Scan the records for the string "compère"; copy each line where it occurs.

[Stored entries]
---*---

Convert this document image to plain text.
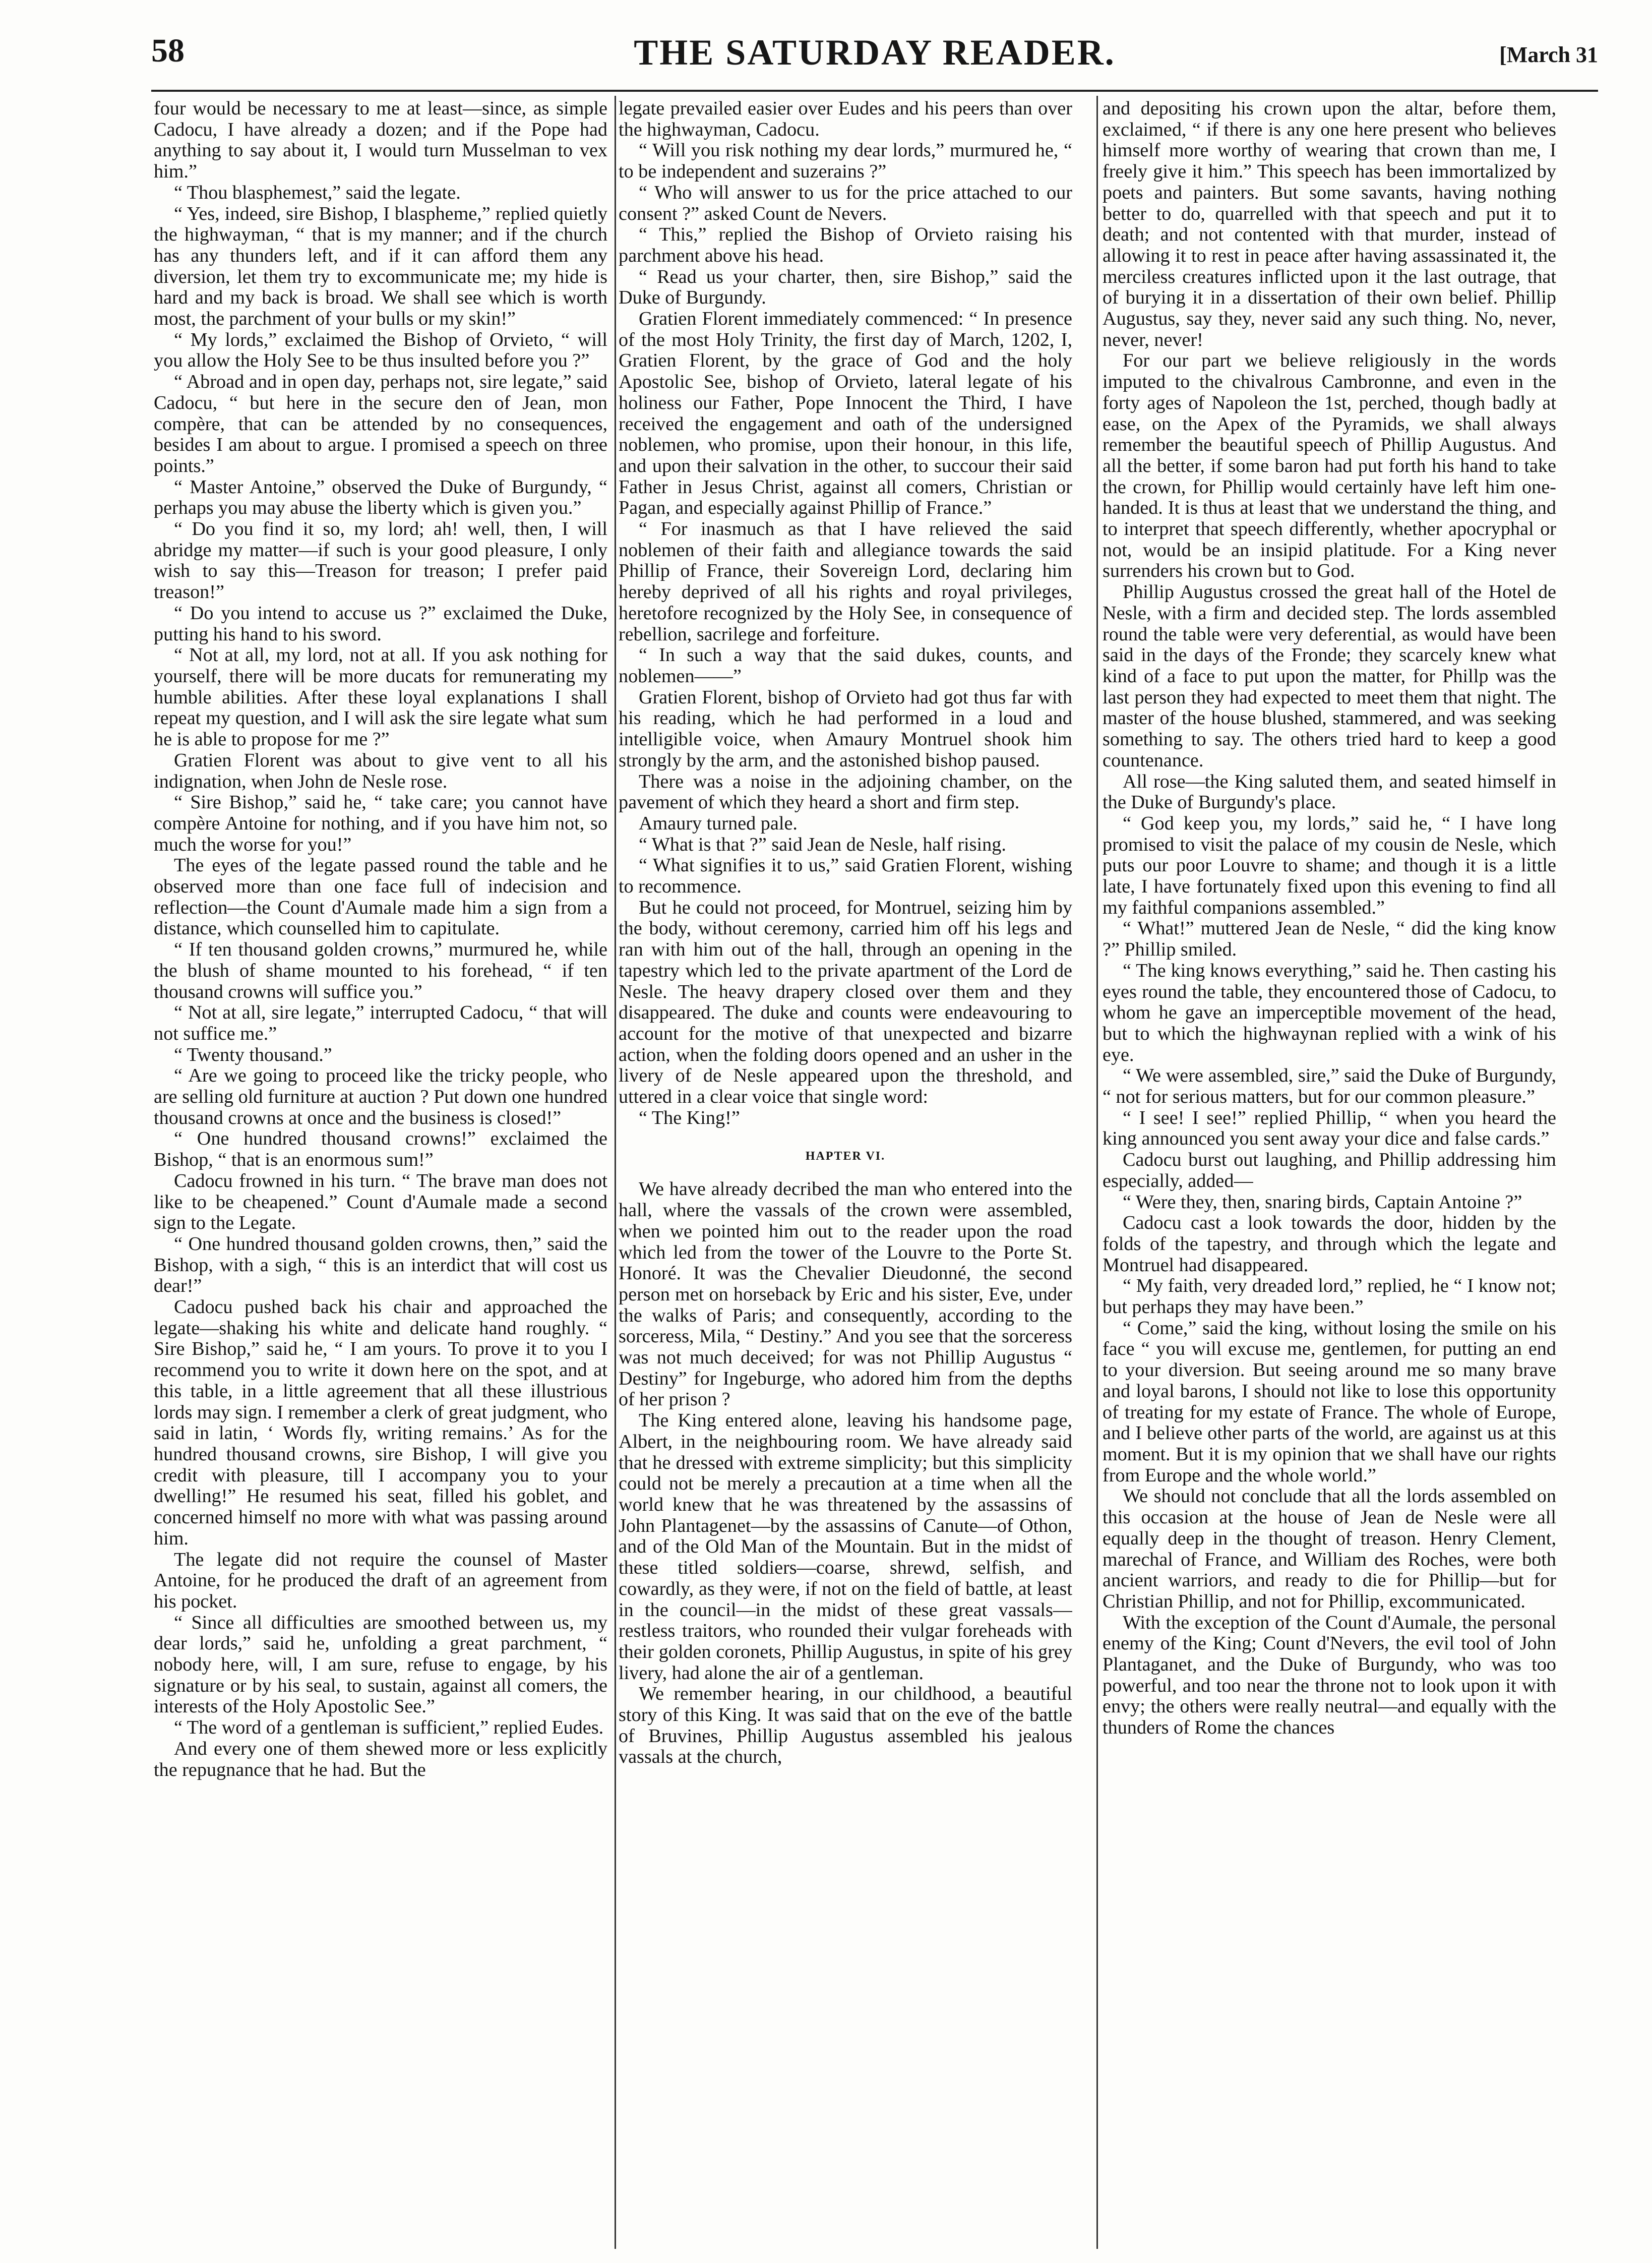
58	THE SATURDAY READER.	[March 31

four would be necessary to me at least—since, as simple Cadocu, I have already a dozen; and if the Pope had anything to say about it, I would turn Musselman to vex him.”

“ Thou blasphemest,” said the legate.

“ Yes, indeed, sire Bishop, I blaspheme,” replied quietly the highwayman, “ that is my manner; and if the church has any thunders left, and if it can afford them any diversion, let them try to excommunicate me; my hide is hard and my back is broad. We shall see which is worth most, the parchment of your bulls or my skin!”

“ My lords,” exclaimed the Bishop of Orvieto, “ will you allow the Holy See to be thus insulted before you ?”

“ Abroad and in open day, perhaps not, sire legate,” said Cadocu, “ but here in the secure den of Jean, mon compère, that can be attended by no consequences, besides I am about to argue. I promised a speech on three points.”

“ Master Antoine,” observed the Duke of Burgundy, “ perhaps you may abuse the liberty which is given you.”

“ Do you find it so, my lord; ah! well, then, I will abridge my matter—if such is your good pleasure, I only wish to say this—Treason for treason; I prefer paid treason!”

“ Do you intend to accuse us ?” exclaimed the Duke, putting his hand to his sword.

“ Not at all, my lord, not at all. If you ask nothing for yourself, there will be more ducats for remunerating my humble abilities. After these loyal explanations I shall repeat my question, and I will ask the sire legate what sum he is able to propose for me ?”

Gratien Florent was about to give vent to all his indignation, when John de Nesle rose.

“ Sire Bishop,” said he, “ take care; you cannot have compère Antoine for nothing, and if you have him not, so much the worse for you!”

The eyes of the legate passed round the table and he observed more than one face full of indecision and reflection—the Count d'Aumale made him a sign from a distance, which counselled him to capitulate.

“ If ten thousand golden crowns,” murmured he, while the blush of shame mounted to his forehead, “ if ten thousand crowns will suffice you.”

“ Not at all, sire legate,” interrupted Cadocu, “ that will not suffice me.”

“ Twenty thousand.”

“ Are we going to proceed like the tricky people, who are selling old furniture at auction ? Put down one hundred thousand crowns at once and the business is closed!”

“ One hundred thousand crowns!” exclaimed the Bishop, “ that is an enormous sum!”

Cadocu frowned in his turn. “ The brave man does not like to be cheapened.” Count d'Aumale made a second sign to the Legate.

“ One hundred thousand golden crowns, then,” said the Bishop, with a sigh, “ this is an interdict that will cost us dear!”

Cadocu pushed back his chair and approached the legate—shaking his white and delicate hand roughly. “ Sire Bishop,” said he, “ I am yours. To prove it to you I recommend you to write it down here on the spot, and at this table, in a little agreement that all these illustrious lords may sign. I remember a clerk of great judgment, who said in latin, ‘ Words fly, writing remains.’ As for the hundred thousand crowns, sire Bishop, I will give you credit with pleasure, till I accompany you to your dwelling!” He resumed his seat, filled his goblet, and concerned himself no more with what was passing around him.

The legate did not require the counsel of Master Antoine, for he produced the draft of an agreement from his pocket.

“ Since all difficulties are smoothed between us, my dear lords,” said he, unfolding a great parchment, “ nobody here, will, I am sure, refuse to engage, by his signature or by his seal, to sustain, against all comers, the interests of the Holy Apostolic See.”

“ The word of a gentleman is sufficient,” replied Eudes.

And every one of them shewed more or less explicitly the repugnance that he had. But the

legate prevailed easier over Eudes and his peers than over the highwayman, Cadocu.

“ Will you risk nothing my dear lords,” murmured he, “ to be independent and suzerains ?”

“ Who will answer to us for the price attached to our consent ?” asked Count de Nevers.

“ This,” replied the Bishop of Orvieto raising his parchment above his head.

“ Read us your charter, then, sire Bishop,” said the Duke of Burgundy.

Gratien Florent immediately commenced: “ In presence of the most Holy Trinity, the first day of March, 1202, I, Gratien Florent, by the grace of God and the holy Apostolic See, bishop of Orvieto, lateral legate of his holiness our Father, Pope Innocent the Third, I have received the engagement and oath of the undersigned noblemen, who promise, upon their honour, in this life, and upon their salvation in the other, to succour their said Father in Jesus Christ, against all comers, Christian or Pagan, and especially against Phillip of France.”

“ For inasmuch as that I have relieved the said noblemen of their faith and allegiance towards the said Phillip of France, their Sovereign Lord, declaring him hereby deprived of all his rights and royal privileges, heretofore recognized by the Holy See, in consequence of rebellion, sacrilege and forfeiture.

“ In such a way that the said dukes, counts, and noblemen——”

Gratien Florent, bishop of Orvieto had got thus far with his reading, which he had performed in a loud and intelligible voice, when Amaury Montruel shook him strongly by the arm, and the astonished bishop paused.

There was a noise in the adjoining chamber, on the pavement of which they heard a short and firm step.

Amaury turned pale.

“ What is that ?” said Jean de Nesle, half rising.

“ What signifies it to us,” said Gratien Florent, wishing to recommence.

But he could not proceed, for Montruel, seizing him by the body, without ceremony, carried him off his legs and ran with him out of the hall, through an opening in the tapestry which led to the private apartment of the Lord de Nesle. The heavy drapery closed over them and they disappeared. The duke and counts were endeavouring to account for the motive of that unexpected and bizarre action, when the folding doors opened and an usher in the livery of de Nesle appeared upon the threshold, and uttered in a clear voice that single word:

“ The King!”

HAPTER VI.

We have already decribed the man who entered into the hall, where the vassals of the crown were assembled, when we pointed him out to the reader upon the road which led from the tower of the Louvre to the Porte St. Honoré. It was the Chevalier Dieudonné, the second person met on horseback by Eric and his sister, Eve, under the walks of Paris; and consequently, according to the sorceress, Mila, “ Destiny.” And you see that the sorceress was not much deceived; for was not Phillip Augustus “ Destiny” for Ingeburge, who adored him from the depths of her prison ?

The King entered alone, leaving his handsome page, Albert, in the neighbouring room. We have already said that he dressed with extreme simplicity; but this simplicity could not be merely a precaution at a time when all the world knew that he was threatened by the assassins of John Plantagenet—by the assassins of Canute—of Othon, and of the Old Man of the Mountain. But in the midst of these titled soldiers—coarse, shrewd, selfish, and cowardly, as they were, if not on the field of battle, at least in the council—in the midst of these great vassals—restless traitors, who rounded their vulgar foreheads with their golden coronets, Phillip Augustus, in spite of his grey livery, had alone the air of a gentleman.

We remember hearing, in our childhood, a beautiful story of this King. It was said that on the eve of the battle of Bruvines, Phillip Augustus assembled his jealous vassals at the church,

and depositing his crown upon the altar, before them, exclaimed, “ if there is any one here present who believes himself more worthy of wearing that crown than me, I freely give it him.” This speech has been immortalized by poets and painters. But some savants, having nothing better to do, quarrelled with that speech and put it to death; and not contented with that murder, instead of allowing it to rest in peace after having assassinated it, the merciless creatures inflicted upon it the last outrage, that of burying it in a dissertation of their own belief. Phillip Augustus, say they, never said any such thing. No, never, never, never!

For our part we believe religiously in the words imputed to the chivalrous Cambronne, and even in the forty ages of Napoleon the 1st, perched, though badly at ease, on the Apex of the Pyramids, we shall always remember the beautiful speech of Phillip Augustus. And all the better, if some baron had put forth his hand to take the crown, for Phillip would certainly have left him one-handed. It is thus at least that we understand the thing, and to interpret that speech differently, whether apocryphal or not, would be an insipid platitude. For a King never surrenders his crown but to God.

Phillip Augustus crossed the great hall of the Hotel de Nesle, with a firm and decided step. The lords assembled round the table were very deferential, as would have been said in the days of the Fronde; they scarcely knew what kind of a face to put upon the matter, for Phillp was the last person they had expected to meet them that night. The master of the house blushed, stammered, and was seeking something to say. The others tried hard to keep a good countenance.

All rose—the King saluted them, and seated himself in the Duke of Burgundy's place.

“ God keep you, my lords,” said he, “ I have long promised to visit the palace of my cousin de Nesle, which puts our poor Louvre to shame; and though it is a little late, I have fortunately fixed upon this evening to find all my faithful companions assembled.”

“ What!” muttered Jean de Nesle, “ did the king know ?” Phillip smiled.

“ The king knows everything,” said he. Then casting his eyes round the table, they encountered those of Cadocu, to whom he gave an imperceptible movement of the head, but to which the highwaynan replied with a wink of his eye.

“ We were assembled, sire,” said the Duke of Burgundy, “ not for serious matters, but for our common pleasure.”

“ I see! I see!” replied Phillip, “ when you heard the king announced you sent away your dice and false cards.”

Cadocu burst out laughing, and Phillip addressing him especially, added—

“ Were they, then, snaring birds, Captain Antoine ?”

Cadocu cast a look towards the door, hidden by the folds of the tapestry, and through which the legate and Montruel had disappeared.

“ My faith, very dreaded lord,” replied, he “ I know not; but perhaps they may have been.”

“ Come,” said the king, without losing the smile on his face “ you will excuse me, gentlemen, for putting an end to your diversion. But seeing around me so many brave and loyal barons, I should not like to lose this opportunity of treating for my estate of France. The whole of Europe, and I believe other parts of the world, are against us at this moment. But it is my opinion that we shall have our rights from Europe and the whole world.”

We should not conclude that all the lords assembled on this occasion at the house of Jean de Nesle were all equally deep in the thought of treason. Henry Clement, marechal of France, and William des Roches, were both ancient warriors, and ready to die for Phillip—but for Christian Phillip, and not for Phillip, excommunicated.

With the exception of the Count d'Aumale, the personal enemy of the King; Count d'Nevers, the evil tool of John Plantaganet, and the Duke of Burgundy, who was too powerful, and too near the throne not to look upon it with envy; the others were really neutral—and equally with the thunders of Rome the chances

---*---

Task result.
“ Abroad and in open day, perhaps not, sire legate,” said Cadocu, “ but here in the secure den of Jean, mon compère, that can be attended by no consequences, besides I am about to argue. I promised a speech on three points.”
“ Sire Bishop,” said he, “ take care; you cannot have compère Antoine for nothing, and if you have him not, so much the worse for you!”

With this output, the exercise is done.